[start]

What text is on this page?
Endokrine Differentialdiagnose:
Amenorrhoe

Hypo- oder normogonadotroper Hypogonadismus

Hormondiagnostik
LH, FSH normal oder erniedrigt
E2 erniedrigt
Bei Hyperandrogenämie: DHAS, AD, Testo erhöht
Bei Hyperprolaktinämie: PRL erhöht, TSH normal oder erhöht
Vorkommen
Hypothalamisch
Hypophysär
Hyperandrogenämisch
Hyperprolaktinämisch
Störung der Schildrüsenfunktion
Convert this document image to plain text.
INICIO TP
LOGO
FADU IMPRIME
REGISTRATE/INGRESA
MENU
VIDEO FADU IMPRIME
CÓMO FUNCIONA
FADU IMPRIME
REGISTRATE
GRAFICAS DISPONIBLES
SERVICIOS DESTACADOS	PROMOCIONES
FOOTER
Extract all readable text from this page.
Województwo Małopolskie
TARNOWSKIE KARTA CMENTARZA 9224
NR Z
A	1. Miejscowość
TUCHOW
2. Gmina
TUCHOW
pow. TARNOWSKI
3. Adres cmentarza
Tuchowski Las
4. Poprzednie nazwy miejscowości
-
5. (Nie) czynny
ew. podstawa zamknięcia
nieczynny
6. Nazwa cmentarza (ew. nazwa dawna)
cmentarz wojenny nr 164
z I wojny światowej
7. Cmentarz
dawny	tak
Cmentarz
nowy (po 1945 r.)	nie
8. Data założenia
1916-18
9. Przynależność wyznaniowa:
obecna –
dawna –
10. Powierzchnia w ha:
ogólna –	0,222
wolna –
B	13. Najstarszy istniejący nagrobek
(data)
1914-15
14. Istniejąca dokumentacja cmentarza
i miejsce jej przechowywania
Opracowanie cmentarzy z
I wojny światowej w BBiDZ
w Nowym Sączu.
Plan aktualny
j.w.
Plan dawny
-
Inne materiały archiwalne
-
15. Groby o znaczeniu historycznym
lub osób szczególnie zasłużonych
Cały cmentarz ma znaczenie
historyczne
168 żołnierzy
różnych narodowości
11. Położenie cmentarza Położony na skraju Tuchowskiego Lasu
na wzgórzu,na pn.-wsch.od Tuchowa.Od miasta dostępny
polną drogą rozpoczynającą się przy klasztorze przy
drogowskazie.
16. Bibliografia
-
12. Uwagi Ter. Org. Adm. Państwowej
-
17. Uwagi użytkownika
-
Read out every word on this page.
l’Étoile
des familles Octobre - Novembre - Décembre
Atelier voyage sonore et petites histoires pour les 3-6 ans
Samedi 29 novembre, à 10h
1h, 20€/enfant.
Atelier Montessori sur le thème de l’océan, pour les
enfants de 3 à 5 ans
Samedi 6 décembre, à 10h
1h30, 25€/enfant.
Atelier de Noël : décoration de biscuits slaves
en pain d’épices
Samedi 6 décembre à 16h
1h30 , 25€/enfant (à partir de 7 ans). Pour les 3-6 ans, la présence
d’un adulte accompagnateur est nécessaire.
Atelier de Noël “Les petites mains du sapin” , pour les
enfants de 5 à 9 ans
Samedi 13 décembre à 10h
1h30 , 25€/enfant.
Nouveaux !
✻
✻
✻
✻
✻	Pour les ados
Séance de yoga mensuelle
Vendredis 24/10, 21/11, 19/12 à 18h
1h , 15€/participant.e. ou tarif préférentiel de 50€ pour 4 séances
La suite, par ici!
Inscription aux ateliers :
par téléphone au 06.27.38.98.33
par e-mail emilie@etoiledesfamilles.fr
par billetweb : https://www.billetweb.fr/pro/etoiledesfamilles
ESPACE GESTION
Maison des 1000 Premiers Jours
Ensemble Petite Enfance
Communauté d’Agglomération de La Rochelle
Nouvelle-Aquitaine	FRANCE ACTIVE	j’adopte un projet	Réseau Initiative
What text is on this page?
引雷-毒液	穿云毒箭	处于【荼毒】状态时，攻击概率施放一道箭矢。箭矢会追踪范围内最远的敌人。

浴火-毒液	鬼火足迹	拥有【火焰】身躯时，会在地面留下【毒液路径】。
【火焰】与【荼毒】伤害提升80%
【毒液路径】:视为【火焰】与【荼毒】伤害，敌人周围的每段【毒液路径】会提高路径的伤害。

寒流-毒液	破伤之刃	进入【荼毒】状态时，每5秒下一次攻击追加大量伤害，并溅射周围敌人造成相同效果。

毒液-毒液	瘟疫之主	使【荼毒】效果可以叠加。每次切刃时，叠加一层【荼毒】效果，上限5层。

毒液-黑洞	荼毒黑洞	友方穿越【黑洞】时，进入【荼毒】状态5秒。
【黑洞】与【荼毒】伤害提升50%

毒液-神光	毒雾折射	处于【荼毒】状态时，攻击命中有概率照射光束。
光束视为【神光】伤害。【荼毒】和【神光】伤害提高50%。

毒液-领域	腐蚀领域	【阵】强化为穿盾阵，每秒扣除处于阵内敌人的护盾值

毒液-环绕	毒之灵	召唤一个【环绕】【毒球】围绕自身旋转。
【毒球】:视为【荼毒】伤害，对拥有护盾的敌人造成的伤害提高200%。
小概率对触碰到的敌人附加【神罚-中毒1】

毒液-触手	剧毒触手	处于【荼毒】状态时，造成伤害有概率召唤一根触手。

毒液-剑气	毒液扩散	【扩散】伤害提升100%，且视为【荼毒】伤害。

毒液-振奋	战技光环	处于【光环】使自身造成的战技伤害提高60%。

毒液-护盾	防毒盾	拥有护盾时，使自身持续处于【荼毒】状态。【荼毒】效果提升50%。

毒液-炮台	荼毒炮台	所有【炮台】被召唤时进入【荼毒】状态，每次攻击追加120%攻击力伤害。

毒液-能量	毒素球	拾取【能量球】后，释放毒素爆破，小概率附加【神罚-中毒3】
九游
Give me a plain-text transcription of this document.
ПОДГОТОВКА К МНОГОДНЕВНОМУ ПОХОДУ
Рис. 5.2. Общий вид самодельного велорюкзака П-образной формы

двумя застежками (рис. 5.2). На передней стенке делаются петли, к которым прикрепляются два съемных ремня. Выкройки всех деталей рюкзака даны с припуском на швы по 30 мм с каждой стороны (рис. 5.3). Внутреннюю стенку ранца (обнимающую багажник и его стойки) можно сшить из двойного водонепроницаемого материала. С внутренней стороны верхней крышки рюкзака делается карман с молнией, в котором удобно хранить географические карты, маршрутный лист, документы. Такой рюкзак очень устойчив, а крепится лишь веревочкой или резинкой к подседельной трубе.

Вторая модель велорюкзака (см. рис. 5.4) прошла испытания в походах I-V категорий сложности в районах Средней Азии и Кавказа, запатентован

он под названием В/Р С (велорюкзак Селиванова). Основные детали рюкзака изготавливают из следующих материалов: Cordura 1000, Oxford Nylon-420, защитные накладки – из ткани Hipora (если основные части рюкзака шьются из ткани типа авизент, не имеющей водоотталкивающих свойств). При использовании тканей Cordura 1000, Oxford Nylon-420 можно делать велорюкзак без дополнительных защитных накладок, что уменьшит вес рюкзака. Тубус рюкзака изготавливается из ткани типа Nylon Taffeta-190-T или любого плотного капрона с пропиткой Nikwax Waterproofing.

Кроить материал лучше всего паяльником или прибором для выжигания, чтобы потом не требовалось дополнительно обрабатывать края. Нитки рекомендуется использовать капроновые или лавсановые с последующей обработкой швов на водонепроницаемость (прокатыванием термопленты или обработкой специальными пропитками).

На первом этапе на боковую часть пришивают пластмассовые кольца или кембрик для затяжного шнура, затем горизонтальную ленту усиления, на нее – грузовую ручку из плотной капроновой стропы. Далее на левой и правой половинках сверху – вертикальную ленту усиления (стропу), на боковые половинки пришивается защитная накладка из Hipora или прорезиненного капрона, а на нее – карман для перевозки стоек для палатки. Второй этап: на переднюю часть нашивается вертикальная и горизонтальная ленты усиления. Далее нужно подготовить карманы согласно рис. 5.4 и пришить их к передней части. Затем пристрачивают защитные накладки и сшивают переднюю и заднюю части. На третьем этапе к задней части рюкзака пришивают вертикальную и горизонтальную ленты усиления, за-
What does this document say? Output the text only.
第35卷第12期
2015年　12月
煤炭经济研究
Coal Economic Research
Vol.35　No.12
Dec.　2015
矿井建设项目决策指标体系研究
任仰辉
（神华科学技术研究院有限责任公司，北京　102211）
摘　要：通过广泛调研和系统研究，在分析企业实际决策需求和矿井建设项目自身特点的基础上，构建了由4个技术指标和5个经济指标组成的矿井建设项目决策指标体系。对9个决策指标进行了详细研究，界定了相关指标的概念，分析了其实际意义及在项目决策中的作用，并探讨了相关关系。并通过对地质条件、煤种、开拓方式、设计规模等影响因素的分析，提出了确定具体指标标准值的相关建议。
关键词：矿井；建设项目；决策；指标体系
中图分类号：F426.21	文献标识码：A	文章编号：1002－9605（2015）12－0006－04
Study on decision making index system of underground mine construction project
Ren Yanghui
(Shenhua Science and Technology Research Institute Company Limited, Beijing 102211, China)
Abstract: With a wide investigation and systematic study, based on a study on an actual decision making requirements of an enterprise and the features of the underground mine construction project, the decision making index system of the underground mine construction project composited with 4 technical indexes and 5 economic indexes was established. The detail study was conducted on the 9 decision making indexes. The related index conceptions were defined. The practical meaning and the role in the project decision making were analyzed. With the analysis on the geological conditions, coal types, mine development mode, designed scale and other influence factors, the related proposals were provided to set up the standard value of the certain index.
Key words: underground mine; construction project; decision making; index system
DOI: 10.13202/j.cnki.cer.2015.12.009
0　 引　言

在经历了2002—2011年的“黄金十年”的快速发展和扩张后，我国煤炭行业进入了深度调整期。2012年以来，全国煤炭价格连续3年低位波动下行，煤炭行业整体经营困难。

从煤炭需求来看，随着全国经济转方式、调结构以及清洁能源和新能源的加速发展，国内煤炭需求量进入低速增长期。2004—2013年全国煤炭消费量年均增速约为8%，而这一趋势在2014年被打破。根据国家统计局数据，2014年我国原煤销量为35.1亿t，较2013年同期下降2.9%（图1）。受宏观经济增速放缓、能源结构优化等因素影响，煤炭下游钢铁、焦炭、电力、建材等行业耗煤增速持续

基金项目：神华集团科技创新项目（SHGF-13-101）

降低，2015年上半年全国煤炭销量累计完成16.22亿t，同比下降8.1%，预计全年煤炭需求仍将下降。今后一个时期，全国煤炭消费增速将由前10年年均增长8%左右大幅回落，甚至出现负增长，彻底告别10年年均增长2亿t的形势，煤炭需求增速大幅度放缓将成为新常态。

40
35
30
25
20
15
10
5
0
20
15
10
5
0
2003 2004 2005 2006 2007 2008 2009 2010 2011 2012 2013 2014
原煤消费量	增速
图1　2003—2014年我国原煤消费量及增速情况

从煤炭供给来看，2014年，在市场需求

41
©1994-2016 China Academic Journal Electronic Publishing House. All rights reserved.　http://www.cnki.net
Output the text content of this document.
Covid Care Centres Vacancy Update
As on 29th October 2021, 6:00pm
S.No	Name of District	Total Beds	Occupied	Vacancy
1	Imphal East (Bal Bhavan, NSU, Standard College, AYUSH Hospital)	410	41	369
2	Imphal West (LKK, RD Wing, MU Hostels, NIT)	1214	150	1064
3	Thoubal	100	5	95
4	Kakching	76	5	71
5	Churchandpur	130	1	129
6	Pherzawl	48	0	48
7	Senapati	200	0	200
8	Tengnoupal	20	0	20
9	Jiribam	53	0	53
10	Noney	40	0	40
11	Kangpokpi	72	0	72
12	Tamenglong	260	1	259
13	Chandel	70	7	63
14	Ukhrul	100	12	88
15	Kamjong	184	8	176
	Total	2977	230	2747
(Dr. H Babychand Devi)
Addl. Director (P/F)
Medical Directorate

[end]

> _Requirement_
Pick out the lines above that hold the string "dawna" and show them.

> _Response_
6. Nazwa cmentarza (ew. nazwa dawna)
dawna –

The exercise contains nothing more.